**WHAT THE EXERCISE ASKS**: Images should be left out, and everything else in the listing reproduced exactly.

**Collected data**:
::::
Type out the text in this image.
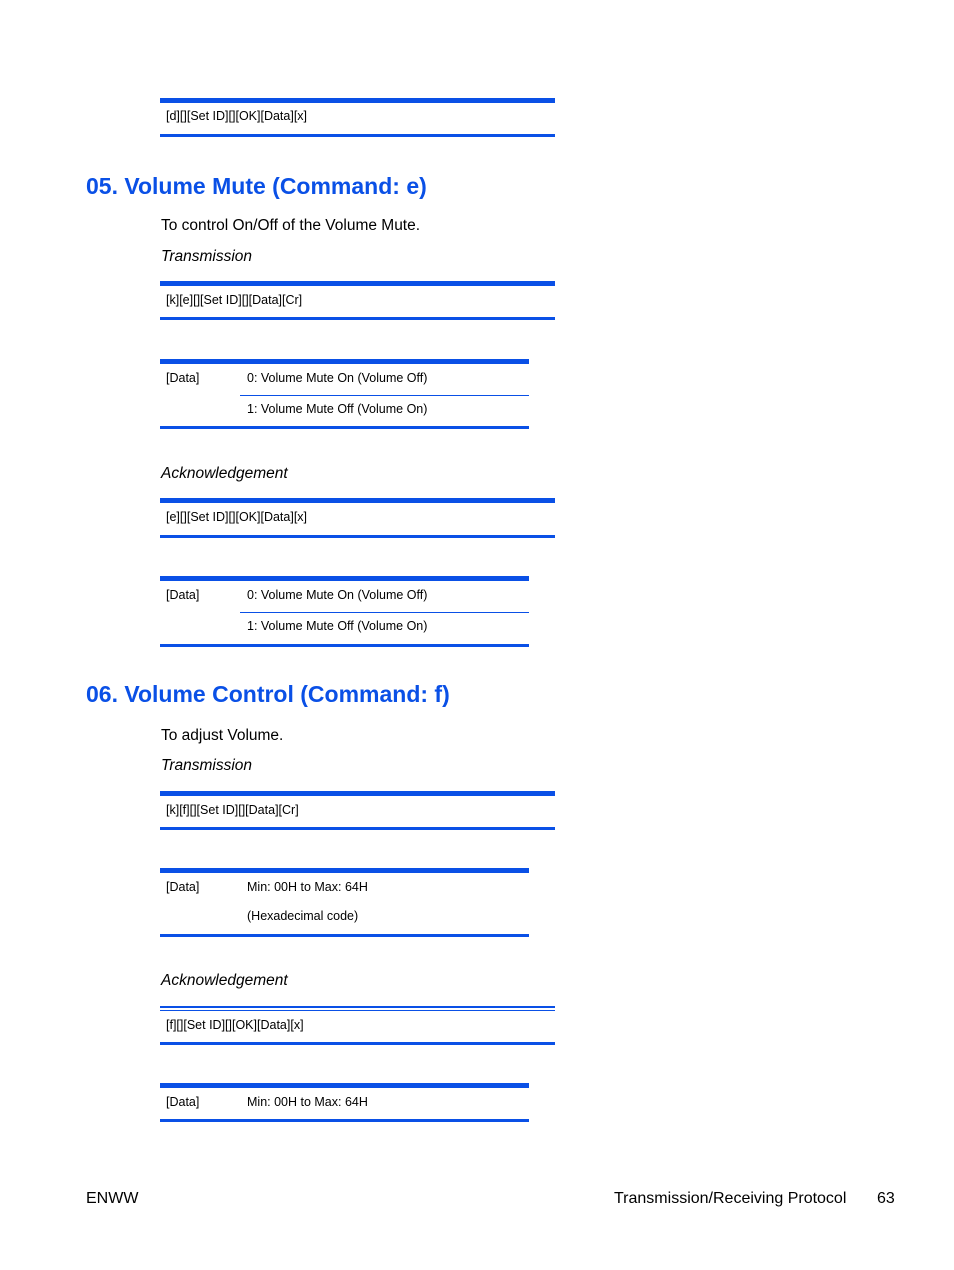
[d][][Set ID][][OK][Data][x]
05. Volume Mute (Command: e)
To control On/Off of the Volume Mute.
Transmission
[k][e][][Set ID][][Data][Cr]
[Data]	0: Volume Mute On (Volume Off)
1: Volume Mute Off (Volume On)
Acknowledgement
[e][][Set ID][][OK][Data][x]
[Data]	0: Volume Mute On (Volume Off)
1: Volume Mute Off (Volume On)
06. Volume Control (Command: f)
To adjust Volume.
Transmission
[k][f][][Set ID][][Data][Cr]
[Data]	Min: 00H to Max: 64H
(Hexadecimal code)
Acknowledgement
[f][][Set ID][][OK][Data][x]
[Data]	Min: 00H to Max: 64H
ENWW	Transmission/Receiving Protocol 63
::::
**SOLVED EXERCISE**:
Type out the text in this image.
[d][][Set ID][][OK][Data][x]
05. Volume Mute (Command: e)
To control On/Off of the Volume Mute.
Transmission
[k][e][][Set ID][][Data][Cr]
[Data]	0: Volume Mute On (Volume Off)
1: Volume Mute Off (Volume On)
Acknowledgement
[e][][Set ID][][OK][Data][x]
[Data]	0: Volume Mute On (Volume Off)
1: Volume Mute Off (Volume On)
06. Volume Control (Command: f)
To adjust Volume.
Transmission
[k][f][][Set ID][][Data][Cr]
[Data]	Min: 00H to Max: 64H
(Hexadecimal code)
Acknowledgement
[f][][Set ID][][OK][Data][x]
[Data]	Min: 00H to Max: 64H
ENWW	Transmission/Receiving Protocol 63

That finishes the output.